WHAT TO PRODUCE: Only the number is wanted: how many lines hold the word "грязевых"?

RECORDS PROVIDED:
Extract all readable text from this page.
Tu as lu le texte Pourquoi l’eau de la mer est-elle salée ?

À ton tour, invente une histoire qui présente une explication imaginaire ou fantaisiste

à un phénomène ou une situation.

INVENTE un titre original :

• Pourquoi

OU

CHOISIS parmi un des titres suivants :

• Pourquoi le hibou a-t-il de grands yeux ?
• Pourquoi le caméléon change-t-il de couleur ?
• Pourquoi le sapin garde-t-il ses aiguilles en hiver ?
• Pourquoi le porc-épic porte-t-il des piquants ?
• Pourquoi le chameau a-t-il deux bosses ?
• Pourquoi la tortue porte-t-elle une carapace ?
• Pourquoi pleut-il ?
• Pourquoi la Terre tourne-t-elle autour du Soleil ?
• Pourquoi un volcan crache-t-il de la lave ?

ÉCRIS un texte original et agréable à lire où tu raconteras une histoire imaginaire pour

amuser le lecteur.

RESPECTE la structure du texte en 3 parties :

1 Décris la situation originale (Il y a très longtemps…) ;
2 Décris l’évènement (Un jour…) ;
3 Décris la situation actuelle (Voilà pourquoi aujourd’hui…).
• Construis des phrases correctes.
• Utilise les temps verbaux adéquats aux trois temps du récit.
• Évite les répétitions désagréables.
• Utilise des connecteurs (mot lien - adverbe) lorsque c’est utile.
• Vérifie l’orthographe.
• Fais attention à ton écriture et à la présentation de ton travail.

---

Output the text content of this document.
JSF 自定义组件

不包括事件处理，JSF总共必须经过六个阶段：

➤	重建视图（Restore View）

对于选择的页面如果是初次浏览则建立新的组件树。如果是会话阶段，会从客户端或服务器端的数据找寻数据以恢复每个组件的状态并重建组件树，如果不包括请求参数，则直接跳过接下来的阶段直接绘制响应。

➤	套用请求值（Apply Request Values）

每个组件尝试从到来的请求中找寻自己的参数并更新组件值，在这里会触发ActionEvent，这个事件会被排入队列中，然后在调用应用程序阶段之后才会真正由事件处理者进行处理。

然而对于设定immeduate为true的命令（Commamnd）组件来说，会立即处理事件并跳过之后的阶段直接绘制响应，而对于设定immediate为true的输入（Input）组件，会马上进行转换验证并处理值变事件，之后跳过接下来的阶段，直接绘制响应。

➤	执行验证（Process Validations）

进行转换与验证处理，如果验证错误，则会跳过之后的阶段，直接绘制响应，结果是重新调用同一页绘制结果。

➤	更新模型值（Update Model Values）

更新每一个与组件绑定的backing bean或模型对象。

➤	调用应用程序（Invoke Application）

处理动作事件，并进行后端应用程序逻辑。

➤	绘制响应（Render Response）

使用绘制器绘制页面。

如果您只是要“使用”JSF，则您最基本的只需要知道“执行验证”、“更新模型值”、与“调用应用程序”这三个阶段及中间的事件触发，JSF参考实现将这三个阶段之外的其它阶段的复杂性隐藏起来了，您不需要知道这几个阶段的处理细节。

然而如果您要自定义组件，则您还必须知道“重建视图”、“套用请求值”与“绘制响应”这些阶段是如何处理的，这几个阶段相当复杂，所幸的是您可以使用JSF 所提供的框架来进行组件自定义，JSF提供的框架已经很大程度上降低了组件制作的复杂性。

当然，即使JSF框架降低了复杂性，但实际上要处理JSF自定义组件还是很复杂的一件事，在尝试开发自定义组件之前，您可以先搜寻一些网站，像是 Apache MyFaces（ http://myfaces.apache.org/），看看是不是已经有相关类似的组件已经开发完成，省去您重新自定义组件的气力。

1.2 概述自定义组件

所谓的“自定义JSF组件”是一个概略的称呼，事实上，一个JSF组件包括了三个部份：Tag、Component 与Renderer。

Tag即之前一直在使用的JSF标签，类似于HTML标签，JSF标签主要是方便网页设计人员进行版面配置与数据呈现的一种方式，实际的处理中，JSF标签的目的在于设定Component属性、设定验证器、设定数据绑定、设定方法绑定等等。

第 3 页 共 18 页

...

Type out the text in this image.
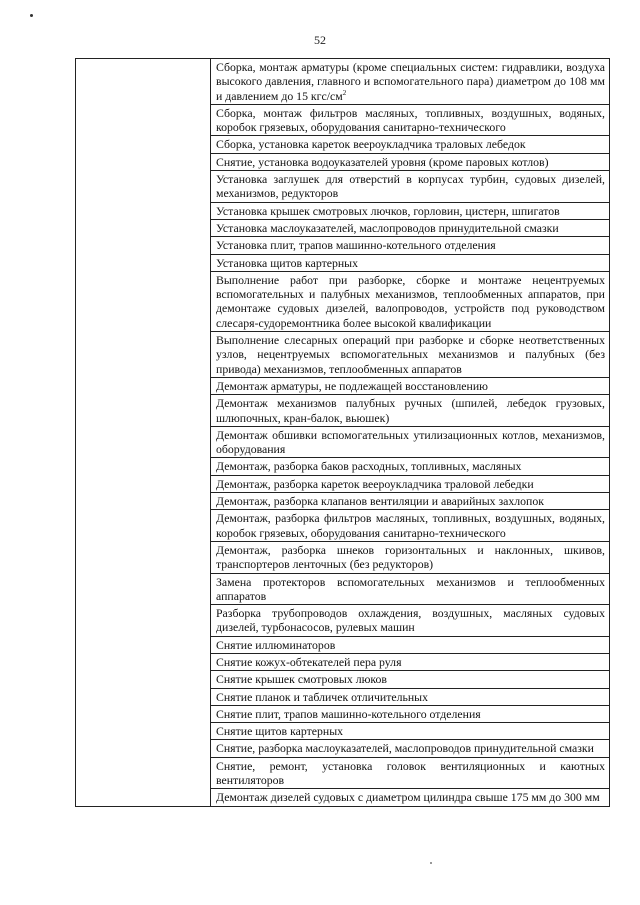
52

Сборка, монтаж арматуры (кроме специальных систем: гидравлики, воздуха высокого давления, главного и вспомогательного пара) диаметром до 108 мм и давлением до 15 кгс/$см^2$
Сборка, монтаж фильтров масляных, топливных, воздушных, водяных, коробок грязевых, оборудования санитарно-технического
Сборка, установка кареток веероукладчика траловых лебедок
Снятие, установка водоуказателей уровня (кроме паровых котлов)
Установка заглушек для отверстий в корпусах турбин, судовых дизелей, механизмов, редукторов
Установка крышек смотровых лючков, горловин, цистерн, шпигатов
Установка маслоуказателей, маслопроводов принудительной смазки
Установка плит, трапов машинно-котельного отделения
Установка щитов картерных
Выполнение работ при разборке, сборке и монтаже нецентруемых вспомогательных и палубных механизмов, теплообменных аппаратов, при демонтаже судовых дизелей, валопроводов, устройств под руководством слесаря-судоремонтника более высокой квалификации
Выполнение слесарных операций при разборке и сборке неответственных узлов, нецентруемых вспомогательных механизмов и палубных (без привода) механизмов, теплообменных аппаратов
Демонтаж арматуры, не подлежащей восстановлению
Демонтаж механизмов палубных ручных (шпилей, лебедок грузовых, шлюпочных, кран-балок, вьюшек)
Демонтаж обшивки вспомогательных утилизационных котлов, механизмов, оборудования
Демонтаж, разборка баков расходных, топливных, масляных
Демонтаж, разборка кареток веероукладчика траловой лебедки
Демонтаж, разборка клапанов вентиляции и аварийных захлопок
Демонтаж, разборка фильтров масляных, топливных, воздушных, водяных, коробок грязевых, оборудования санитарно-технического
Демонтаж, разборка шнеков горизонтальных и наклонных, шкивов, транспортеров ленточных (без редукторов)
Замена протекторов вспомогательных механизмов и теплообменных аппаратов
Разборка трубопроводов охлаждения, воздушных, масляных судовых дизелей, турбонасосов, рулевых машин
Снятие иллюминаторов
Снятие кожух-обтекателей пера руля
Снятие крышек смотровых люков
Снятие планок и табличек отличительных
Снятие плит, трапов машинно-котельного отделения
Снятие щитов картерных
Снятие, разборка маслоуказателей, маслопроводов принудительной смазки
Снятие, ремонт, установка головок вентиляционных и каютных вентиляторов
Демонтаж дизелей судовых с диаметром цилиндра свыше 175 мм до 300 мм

EXERCISE OUTPUT: 2